start Data provided
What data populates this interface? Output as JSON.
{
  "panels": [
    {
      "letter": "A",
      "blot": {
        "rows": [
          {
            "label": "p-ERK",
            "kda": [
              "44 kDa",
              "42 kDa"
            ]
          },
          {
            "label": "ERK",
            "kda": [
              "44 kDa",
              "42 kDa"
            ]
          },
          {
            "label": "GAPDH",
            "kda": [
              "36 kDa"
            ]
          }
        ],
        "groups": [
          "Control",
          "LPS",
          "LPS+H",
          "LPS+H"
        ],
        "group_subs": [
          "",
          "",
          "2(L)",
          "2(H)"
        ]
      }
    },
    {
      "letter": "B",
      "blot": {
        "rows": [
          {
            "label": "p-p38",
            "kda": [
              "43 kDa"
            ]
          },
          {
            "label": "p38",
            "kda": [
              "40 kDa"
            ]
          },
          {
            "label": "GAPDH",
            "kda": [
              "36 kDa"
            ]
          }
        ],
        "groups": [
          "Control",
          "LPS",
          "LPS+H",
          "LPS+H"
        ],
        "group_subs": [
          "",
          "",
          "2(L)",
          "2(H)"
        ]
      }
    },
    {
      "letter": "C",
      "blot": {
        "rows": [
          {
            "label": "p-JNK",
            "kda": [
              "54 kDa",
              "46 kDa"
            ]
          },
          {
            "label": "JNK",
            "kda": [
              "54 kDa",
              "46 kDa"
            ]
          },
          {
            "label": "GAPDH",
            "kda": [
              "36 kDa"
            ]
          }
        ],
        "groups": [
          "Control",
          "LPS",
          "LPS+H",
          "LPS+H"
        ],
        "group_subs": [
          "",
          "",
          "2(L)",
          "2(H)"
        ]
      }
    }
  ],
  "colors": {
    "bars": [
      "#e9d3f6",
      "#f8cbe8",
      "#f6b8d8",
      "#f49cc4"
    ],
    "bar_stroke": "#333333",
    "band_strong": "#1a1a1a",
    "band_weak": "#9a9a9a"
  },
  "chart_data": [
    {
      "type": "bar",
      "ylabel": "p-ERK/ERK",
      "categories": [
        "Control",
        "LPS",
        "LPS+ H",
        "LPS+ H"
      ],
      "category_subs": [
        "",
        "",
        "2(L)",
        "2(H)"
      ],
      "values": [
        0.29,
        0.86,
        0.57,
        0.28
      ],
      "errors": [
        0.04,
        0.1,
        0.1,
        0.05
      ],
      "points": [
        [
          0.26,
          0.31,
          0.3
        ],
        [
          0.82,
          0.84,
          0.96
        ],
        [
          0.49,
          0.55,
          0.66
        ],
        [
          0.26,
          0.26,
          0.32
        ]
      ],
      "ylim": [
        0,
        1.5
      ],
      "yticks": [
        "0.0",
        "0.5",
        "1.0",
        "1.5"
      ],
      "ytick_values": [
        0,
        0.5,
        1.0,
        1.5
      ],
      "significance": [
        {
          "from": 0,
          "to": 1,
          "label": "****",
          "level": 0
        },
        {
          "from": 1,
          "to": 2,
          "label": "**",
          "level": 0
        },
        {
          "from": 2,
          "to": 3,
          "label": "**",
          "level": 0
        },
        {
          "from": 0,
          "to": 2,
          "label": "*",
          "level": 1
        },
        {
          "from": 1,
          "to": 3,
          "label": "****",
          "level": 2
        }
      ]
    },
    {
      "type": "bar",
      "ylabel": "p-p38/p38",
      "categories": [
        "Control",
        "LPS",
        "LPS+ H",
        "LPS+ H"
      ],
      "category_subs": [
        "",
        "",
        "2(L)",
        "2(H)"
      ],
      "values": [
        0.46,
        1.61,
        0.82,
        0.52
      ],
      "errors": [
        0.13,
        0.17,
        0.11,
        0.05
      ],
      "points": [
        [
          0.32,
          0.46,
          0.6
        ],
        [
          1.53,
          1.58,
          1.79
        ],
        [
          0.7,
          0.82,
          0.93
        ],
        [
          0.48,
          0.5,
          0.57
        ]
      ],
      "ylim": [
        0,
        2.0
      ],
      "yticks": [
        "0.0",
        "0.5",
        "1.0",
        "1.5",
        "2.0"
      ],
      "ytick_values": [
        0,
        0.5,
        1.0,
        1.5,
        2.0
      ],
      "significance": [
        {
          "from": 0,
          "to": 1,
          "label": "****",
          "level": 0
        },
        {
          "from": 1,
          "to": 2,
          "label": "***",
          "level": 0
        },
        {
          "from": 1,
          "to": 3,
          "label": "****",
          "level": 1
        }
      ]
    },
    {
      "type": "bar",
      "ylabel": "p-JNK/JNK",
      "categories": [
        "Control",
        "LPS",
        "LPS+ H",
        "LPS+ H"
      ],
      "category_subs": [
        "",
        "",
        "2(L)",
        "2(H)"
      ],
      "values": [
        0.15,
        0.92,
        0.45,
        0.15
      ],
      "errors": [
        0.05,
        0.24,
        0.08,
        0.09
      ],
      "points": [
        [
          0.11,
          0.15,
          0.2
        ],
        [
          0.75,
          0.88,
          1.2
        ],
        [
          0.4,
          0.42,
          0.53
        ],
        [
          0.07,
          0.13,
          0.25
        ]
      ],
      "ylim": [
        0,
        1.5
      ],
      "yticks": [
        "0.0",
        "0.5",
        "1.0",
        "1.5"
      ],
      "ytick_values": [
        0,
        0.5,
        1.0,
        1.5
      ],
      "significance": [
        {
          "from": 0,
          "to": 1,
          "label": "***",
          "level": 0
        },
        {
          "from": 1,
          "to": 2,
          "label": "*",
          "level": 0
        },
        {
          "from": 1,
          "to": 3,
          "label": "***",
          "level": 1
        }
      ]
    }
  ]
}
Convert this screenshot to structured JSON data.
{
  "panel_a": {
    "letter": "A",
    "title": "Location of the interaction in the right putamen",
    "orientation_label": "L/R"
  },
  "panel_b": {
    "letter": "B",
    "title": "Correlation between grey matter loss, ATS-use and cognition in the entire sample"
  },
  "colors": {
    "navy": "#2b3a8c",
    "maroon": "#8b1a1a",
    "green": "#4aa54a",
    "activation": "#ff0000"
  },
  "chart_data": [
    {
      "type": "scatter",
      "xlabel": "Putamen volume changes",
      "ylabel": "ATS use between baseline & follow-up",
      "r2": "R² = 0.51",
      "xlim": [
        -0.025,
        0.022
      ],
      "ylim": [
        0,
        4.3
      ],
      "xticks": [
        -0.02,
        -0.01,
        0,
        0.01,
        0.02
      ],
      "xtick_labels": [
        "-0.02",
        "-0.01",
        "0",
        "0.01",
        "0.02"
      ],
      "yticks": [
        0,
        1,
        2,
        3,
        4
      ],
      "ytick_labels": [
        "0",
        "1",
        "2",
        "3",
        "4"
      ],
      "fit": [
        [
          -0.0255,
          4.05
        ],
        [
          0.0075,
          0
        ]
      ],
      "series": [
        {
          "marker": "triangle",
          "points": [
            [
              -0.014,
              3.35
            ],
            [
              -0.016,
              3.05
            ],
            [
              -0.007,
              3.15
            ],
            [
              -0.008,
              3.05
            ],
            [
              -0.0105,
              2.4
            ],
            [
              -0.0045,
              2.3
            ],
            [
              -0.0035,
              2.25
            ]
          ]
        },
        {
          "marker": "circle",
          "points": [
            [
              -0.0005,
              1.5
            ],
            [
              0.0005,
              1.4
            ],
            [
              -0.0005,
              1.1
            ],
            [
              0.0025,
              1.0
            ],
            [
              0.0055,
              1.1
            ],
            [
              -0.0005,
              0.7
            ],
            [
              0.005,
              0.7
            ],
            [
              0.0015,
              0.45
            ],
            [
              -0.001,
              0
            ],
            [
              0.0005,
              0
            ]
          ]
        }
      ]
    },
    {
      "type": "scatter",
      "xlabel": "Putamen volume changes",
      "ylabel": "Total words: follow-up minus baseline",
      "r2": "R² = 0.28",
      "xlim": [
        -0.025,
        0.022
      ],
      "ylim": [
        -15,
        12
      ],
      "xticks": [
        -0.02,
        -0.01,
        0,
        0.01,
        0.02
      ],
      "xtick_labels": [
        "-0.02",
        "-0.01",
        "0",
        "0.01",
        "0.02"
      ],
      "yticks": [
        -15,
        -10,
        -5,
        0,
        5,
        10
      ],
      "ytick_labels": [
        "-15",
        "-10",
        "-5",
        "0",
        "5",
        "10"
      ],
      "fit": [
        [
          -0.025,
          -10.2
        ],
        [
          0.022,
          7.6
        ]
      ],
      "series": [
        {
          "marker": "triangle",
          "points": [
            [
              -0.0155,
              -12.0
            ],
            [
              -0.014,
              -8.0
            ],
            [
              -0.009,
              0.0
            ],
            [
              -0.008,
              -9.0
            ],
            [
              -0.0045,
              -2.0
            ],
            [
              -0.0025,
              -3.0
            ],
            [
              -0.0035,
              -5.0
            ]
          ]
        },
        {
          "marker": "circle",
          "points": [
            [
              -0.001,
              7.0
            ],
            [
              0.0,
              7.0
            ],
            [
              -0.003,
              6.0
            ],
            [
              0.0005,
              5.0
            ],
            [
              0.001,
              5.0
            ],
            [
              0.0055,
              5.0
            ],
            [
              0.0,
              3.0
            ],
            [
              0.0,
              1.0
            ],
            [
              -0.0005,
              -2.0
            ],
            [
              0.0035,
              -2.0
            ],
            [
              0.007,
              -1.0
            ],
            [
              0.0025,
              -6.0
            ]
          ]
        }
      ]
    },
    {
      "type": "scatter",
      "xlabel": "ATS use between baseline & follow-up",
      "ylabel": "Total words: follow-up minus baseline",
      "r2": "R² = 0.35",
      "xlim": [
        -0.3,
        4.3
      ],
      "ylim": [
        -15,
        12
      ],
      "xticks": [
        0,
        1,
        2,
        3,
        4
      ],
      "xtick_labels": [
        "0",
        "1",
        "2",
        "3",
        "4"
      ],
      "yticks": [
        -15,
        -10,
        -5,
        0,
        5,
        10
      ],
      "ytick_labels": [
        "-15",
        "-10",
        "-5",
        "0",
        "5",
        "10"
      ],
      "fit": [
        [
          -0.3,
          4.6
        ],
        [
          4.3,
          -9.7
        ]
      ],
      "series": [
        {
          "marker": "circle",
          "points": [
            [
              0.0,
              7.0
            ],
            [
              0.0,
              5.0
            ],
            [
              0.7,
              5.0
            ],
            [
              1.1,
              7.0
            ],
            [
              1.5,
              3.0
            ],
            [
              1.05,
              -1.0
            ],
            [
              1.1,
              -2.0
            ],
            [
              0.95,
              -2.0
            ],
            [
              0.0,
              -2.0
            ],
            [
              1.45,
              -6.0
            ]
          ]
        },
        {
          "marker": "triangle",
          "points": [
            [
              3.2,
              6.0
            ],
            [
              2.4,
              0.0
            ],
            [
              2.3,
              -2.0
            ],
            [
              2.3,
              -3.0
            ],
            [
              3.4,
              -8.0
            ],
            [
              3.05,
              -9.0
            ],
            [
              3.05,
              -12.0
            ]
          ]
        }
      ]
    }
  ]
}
end Data provided
**What is expected:** Read the data above. Pull out each line in which the string "between" appears.

**Final result:**
    "title": "Correlation between grey matter loss, ATS-use and cognition in the entire sample"
      "ylabel": "ATS use between baseline & follow-up",
      "xlabel": "ATS use between baseline & follow-up",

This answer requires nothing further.